[Stored entries]
┄┄┄┄┄┄┄┄┄┄┄┄┄┄┄┄┄┄┄┄

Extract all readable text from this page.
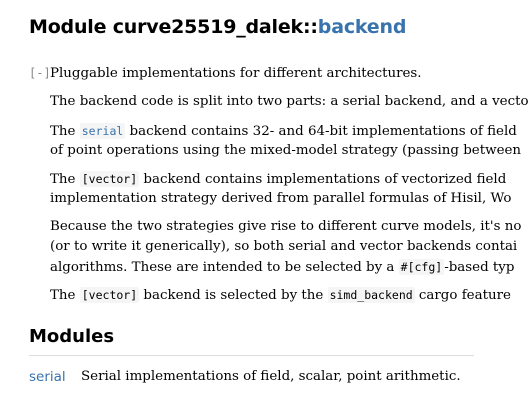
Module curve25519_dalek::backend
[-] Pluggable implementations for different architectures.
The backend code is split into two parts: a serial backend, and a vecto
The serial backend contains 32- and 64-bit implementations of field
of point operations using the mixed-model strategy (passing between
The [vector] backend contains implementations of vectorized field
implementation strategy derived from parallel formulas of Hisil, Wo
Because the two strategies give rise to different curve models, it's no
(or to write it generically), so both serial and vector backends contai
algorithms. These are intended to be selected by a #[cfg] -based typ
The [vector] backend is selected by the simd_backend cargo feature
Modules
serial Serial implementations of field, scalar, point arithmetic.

┄┄┄┄┄┄┄┄┄┄┄┄┄┄┄┄┄┄┄┄

(SET EXERCISE) Only lines with the word "selected" should be collected from the material.

(THE OUTPUT)
algorithms. These are intended to be selected by a #[cfg] -based typ
The [vector] backend is selected by the simd_backend cargo feature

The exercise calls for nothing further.